▼▼▼
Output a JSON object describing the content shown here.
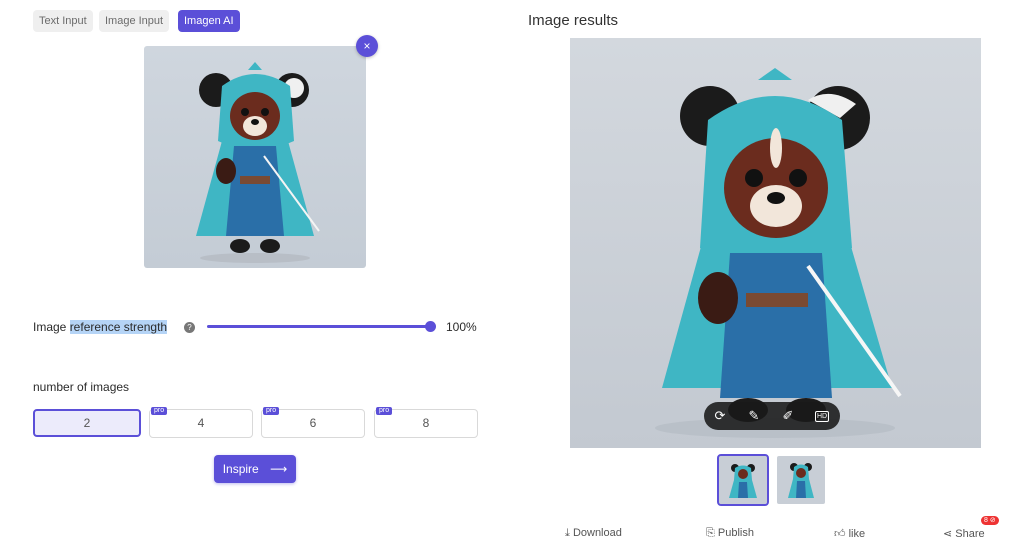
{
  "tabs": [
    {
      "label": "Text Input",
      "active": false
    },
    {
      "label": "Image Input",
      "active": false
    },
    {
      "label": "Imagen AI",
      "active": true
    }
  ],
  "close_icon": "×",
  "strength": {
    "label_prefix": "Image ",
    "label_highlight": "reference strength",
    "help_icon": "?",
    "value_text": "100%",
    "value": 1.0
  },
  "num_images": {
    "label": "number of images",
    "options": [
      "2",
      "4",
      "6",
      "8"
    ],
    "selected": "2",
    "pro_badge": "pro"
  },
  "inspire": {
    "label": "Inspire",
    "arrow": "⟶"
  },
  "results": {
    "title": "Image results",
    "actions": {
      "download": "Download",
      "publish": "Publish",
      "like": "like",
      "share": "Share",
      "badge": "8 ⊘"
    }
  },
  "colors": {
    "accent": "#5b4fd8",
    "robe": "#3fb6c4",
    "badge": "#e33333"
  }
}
▲▲▲
- [What is expected]: Every line above should be returned word for word, with the pictures left behind.

- [Reply to the task]:
Output a JSON object describing the content shown here.
{
  "tabs": [
    {
      "label": "Text Input",
      "active": false
    },
    {
      "label": "Image Input",
      "active": false
    },
    {
      "label": "Imagen AI",
      "active": true
    }
  ],
  "close_icon": "×",
  "strength": {
    "label_prefix": "Image ",
    "label_highlight": "reference strength",
    "help_icon": "?",
    "value_text": "100%",
    "value": 1.0
  },
  "num_images": {
    "label": "number of images",
    "options": [
      "2",
      "4",
      "6",
      "8"
    ],
    "selected": "2",
    "pro_badge": "pro"
  },
  "inspire": {
    "label": "Inspire",
    "arrow": "⟶"
  },
  "results": {
    "title": "Image results",
    "actions": {
      "download": "Download",
      "publish": "Publish",
      "like": "like",
      "share": "Share",
      "badge": "8 ⊘"
    }
  },
  "colors": {
    "accent": "#5b4fd8",
    "robe": "#3fb6c4",
    "badge": "#e33333"
  }
}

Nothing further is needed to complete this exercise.